_WRITTEN PROBLEM_
Please report every line from the material that contains the word "время".

(Stored records)
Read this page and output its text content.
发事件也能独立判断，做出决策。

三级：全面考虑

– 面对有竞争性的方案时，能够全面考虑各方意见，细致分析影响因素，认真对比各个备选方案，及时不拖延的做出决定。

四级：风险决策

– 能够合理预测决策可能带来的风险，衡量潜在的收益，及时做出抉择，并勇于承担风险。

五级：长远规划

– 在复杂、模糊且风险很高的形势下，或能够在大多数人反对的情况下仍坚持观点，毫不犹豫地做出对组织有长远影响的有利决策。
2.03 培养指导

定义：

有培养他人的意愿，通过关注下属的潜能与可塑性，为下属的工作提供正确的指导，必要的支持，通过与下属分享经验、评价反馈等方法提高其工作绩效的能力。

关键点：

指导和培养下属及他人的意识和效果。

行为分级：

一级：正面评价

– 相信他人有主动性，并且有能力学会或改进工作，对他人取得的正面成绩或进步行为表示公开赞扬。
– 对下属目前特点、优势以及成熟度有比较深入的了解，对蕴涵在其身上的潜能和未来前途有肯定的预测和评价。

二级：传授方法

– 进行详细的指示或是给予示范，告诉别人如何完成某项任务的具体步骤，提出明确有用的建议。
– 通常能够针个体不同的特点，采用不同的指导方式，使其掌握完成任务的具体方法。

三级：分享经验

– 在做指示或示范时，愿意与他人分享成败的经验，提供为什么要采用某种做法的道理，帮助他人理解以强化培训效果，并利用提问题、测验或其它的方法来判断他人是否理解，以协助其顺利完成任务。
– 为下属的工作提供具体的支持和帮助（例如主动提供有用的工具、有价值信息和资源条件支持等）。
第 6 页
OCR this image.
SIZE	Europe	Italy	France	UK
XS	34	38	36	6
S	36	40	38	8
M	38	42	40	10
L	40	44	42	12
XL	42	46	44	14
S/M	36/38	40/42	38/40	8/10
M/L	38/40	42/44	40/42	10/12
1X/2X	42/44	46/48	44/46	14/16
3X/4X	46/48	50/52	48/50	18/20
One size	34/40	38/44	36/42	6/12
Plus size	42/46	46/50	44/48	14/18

* * *

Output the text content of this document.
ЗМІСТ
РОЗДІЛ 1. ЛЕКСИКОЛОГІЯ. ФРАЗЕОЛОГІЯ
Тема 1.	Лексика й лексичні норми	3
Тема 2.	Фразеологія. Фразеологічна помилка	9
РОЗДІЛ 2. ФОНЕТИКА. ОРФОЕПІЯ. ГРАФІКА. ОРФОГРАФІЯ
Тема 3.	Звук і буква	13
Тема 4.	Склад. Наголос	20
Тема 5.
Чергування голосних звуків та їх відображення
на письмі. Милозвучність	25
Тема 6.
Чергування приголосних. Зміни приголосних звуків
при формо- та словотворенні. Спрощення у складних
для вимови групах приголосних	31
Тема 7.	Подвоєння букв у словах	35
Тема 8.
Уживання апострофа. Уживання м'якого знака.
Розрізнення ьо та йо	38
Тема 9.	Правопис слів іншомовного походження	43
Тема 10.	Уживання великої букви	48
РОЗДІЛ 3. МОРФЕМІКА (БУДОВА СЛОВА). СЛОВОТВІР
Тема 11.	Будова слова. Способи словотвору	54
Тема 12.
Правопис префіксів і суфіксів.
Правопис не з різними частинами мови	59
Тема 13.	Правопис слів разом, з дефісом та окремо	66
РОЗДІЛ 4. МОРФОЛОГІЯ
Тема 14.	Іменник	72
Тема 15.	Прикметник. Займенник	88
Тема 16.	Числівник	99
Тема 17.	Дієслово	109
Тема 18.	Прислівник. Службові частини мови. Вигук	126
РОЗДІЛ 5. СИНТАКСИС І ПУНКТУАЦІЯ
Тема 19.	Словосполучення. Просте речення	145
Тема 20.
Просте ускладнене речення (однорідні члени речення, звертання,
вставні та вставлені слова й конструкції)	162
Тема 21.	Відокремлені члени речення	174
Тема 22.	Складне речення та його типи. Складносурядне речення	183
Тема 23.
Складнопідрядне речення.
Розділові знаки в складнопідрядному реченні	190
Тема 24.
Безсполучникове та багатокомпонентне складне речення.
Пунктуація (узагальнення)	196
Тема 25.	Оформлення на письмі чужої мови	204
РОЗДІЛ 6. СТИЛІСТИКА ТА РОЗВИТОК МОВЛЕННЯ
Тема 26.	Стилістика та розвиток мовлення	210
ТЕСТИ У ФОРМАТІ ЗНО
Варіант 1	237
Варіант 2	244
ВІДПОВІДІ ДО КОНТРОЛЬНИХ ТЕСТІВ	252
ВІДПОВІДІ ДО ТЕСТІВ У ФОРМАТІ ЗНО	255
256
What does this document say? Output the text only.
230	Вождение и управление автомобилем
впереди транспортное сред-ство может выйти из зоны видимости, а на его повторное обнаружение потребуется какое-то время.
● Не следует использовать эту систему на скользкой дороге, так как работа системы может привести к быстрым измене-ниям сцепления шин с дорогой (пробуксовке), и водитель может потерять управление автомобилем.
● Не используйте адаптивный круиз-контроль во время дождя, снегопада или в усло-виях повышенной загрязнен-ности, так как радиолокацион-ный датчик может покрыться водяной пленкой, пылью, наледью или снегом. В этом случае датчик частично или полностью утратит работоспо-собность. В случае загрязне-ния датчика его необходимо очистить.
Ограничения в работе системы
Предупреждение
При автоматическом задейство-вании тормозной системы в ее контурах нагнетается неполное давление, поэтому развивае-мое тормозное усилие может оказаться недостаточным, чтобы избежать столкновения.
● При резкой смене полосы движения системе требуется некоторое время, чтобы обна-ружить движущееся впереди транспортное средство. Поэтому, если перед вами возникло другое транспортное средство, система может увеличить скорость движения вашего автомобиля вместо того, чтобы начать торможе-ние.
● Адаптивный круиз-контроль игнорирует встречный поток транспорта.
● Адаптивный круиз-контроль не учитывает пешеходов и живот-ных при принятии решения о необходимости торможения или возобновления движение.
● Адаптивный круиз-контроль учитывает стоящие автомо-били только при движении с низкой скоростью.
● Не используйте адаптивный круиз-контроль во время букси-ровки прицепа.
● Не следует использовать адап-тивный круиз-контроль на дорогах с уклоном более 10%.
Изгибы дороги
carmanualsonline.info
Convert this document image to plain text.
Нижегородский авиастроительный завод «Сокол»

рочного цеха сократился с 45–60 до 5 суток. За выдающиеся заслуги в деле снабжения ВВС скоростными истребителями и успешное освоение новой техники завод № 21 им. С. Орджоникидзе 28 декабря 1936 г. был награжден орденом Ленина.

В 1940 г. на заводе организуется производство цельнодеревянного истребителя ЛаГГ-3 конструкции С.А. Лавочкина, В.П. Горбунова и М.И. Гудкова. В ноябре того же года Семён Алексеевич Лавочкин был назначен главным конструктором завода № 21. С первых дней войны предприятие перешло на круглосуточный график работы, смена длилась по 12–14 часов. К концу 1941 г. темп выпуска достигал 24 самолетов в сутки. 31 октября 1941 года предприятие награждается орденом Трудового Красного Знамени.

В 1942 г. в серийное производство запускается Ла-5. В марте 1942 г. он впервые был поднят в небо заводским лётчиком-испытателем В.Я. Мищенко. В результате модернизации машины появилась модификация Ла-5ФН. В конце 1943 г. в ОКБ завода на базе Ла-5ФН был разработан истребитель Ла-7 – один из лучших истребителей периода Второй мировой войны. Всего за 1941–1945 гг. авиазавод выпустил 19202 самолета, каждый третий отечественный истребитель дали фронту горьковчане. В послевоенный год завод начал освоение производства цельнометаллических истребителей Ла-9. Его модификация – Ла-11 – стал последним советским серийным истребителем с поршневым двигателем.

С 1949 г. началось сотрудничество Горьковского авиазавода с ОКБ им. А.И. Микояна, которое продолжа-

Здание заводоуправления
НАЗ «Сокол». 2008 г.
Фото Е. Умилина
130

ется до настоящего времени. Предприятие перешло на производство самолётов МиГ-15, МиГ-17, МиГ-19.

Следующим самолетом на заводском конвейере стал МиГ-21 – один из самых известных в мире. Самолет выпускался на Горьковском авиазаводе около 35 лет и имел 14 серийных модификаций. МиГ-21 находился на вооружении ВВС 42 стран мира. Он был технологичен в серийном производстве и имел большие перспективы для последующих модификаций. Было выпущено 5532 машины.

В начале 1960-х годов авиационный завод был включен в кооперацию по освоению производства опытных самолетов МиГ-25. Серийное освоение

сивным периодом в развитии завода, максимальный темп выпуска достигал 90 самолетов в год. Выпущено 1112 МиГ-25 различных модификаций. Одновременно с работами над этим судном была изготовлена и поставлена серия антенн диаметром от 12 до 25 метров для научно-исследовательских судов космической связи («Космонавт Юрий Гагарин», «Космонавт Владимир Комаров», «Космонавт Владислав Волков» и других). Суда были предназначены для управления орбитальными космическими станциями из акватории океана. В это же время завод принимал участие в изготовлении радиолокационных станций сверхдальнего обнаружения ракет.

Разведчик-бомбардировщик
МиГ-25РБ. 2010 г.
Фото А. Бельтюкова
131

_EXERCISE OUTPUT_
впереди транспортное сред-ство может выйти из зоны видимости, а на его повторное обнаружение потребуется какое-то время.
● Не используйте адаптивный круиз-контроль во время дождя, снегопада или в усло-виях повышенной загрязнен-ности, так как радиолокацион-ный датчик может покрыться водяной пленкой, пылью, наледью или снегом. В этом случае датчик частично или полностью утратит работоспо-собность. В случае загрязне-ния датчика его необходимо очистить.
● При резкой смене полосы движения системе требуется некоторое время, чтобы обна-ружить движущееся впереди транспортное средство. Поэтому, если перед вами возникло другое транспортное средство, система может увеличить скорость движения вашего автомобиля вместо того, чтобы начать торможе-ние.
● Не используйте адаптивный круиз-контроль во время букси-ровки прицепа.
сивным периодом в развитии завода, максимальный темп выпуска достигал 90 самолетов в год. Выпущено 1112 МиГ-25 различных модификаций. Одновременно с работами над этим судном была изготовлена и поставлена серия антенн диаметром от 12 до 25 метров для научно-исследовательских судов космической связи («Космонавт Юрий Гагарин», «Космонавт Владимир Комаров», «Космонавт Владислав Волков» и других). Суда были предназначены для управления орбитальными космическими станциями из акватории океана. В это же время завод принимал участие в изготовлении радиолокационных станций сверхдальнего обнаружения ракет.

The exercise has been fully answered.